▶ _Your instructions_: Look below. Copy each line that has "üzemi" in it.

▶ _Data lines_:

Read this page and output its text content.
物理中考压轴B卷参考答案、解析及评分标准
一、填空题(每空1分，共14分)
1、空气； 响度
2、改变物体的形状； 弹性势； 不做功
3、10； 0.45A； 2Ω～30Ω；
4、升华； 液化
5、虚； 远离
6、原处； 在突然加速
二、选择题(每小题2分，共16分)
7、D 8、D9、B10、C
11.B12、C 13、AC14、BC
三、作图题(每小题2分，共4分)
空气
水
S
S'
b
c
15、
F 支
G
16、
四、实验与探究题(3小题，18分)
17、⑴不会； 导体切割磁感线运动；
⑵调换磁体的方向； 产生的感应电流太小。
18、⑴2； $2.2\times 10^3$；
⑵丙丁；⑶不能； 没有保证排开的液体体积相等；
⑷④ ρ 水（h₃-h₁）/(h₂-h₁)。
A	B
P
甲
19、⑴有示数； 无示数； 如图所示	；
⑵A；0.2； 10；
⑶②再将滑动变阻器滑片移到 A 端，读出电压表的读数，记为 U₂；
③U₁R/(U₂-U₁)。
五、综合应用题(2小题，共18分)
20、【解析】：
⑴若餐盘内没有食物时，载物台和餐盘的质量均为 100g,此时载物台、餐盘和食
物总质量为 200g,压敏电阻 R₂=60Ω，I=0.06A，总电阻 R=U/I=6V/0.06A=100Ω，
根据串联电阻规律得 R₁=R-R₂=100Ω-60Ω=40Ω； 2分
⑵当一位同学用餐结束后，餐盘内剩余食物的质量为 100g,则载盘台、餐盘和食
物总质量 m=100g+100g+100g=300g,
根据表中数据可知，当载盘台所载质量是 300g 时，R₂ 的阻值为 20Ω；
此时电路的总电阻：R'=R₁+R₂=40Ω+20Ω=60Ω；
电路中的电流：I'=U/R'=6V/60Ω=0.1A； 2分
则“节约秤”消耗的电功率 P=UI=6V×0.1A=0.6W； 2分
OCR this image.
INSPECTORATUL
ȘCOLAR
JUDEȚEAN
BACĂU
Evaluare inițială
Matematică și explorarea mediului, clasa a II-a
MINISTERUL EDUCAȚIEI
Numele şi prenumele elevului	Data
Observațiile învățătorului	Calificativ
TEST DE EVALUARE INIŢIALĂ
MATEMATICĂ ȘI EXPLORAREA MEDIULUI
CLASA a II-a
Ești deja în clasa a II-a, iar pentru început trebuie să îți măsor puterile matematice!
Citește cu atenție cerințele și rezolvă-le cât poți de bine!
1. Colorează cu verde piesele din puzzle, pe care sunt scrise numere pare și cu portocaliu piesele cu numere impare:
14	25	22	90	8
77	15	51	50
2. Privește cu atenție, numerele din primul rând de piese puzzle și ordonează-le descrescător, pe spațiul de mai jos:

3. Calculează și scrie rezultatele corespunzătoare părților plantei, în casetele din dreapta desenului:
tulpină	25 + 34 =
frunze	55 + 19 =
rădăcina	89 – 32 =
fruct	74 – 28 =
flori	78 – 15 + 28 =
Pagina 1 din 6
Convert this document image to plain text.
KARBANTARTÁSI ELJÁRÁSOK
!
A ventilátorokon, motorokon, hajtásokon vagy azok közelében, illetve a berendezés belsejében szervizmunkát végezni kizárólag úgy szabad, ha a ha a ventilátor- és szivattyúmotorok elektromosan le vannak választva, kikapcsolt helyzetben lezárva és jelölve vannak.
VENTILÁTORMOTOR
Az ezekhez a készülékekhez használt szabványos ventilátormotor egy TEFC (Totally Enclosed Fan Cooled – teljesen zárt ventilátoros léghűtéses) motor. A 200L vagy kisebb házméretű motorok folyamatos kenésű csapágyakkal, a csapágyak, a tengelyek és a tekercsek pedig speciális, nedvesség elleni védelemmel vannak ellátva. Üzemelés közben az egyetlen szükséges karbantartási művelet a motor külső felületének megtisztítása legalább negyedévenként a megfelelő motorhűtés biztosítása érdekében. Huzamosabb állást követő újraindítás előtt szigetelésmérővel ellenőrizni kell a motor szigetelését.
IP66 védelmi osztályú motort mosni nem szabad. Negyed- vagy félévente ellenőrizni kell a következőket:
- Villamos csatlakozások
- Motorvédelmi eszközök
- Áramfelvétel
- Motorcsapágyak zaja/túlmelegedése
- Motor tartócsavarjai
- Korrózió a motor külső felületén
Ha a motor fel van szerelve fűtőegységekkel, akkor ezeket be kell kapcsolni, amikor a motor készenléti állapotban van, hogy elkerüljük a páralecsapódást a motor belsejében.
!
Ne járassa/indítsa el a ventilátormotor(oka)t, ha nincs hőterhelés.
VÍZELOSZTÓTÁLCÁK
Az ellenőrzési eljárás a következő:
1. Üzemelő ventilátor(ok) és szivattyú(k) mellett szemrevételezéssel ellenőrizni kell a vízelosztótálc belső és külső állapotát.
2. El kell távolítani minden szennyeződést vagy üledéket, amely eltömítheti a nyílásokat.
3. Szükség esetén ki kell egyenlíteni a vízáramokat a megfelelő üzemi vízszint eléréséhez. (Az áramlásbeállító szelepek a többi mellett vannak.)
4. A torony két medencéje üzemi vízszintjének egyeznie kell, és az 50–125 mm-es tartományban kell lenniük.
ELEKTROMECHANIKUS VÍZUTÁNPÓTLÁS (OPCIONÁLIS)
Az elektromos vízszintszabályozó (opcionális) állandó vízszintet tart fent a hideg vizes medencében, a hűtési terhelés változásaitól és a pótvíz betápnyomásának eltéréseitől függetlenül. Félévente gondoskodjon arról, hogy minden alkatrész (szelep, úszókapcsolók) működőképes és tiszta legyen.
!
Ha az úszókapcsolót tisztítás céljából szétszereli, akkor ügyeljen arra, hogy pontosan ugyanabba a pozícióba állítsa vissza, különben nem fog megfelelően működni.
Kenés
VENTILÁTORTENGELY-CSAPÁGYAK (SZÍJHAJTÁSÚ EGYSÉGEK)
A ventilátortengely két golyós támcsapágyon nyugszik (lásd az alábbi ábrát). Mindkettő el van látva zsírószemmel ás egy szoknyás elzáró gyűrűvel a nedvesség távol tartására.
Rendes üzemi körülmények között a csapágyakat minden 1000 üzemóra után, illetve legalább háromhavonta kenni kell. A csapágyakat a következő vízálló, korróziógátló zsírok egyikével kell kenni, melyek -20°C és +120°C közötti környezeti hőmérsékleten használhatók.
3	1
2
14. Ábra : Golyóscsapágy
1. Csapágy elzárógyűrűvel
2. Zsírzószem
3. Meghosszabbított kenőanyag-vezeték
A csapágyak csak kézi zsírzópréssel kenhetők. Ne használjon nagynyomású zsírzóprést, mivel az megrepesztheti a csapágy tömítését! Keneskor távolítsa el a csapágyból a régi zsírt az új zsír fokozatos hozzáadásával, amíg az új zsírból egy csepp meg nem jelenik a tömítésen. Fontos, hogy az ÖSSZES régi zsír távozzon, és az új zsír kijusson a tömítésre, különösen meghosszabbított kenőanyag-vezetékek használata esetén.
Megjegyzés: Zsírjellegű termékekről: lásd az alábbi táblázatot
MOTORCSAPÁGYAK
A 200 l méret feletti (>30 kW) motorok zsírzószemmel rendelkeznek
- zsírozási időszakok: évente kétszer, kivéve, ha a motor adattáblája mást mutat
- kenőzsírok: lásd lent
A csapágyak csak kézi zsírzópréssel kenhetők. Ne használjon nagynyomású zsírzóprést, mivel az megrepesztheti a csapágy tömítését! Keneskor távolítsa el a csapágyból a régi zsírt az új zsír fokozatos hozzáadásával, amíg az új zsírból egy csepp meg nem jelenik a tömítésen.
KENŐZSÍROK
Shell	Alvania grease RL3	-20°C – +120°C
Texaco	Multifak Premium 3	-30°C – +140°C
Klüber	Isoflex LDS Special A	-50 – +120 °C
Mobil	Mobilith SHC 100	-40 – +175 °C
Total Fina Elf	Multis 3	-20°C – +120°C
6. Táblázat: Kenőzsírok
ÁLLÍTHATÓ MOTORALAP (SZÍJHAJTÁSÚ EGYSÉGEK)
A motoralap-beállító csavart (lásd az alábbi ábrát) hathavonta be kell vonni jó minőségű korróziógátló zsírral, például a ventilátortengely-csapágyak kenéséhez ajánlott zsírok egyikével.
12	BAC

▶ _The result_:
3. Szükség esetén ki kell egyenlíteni a vízáramokat a megfelelő üzemi vízszint eléréséhez. (Az áramlásbeállító szelepek a többi mellett vannak.)
4. A torony két medencéje üzemi vízszintjének egyeznie kell, és az 50–125 mm-es tartományban kell lenniük.
Rendes üzemi körülmények között a csapágyakat minden 1000 üzemóra után, illetve legalább háromhavonta kenni kell. A csapágyakat a következő vízálló, korróziógátló zsírok egyikével kell kenni, melyek -20°C és +120°C közötti környezeti hőmérsékleten használhatók.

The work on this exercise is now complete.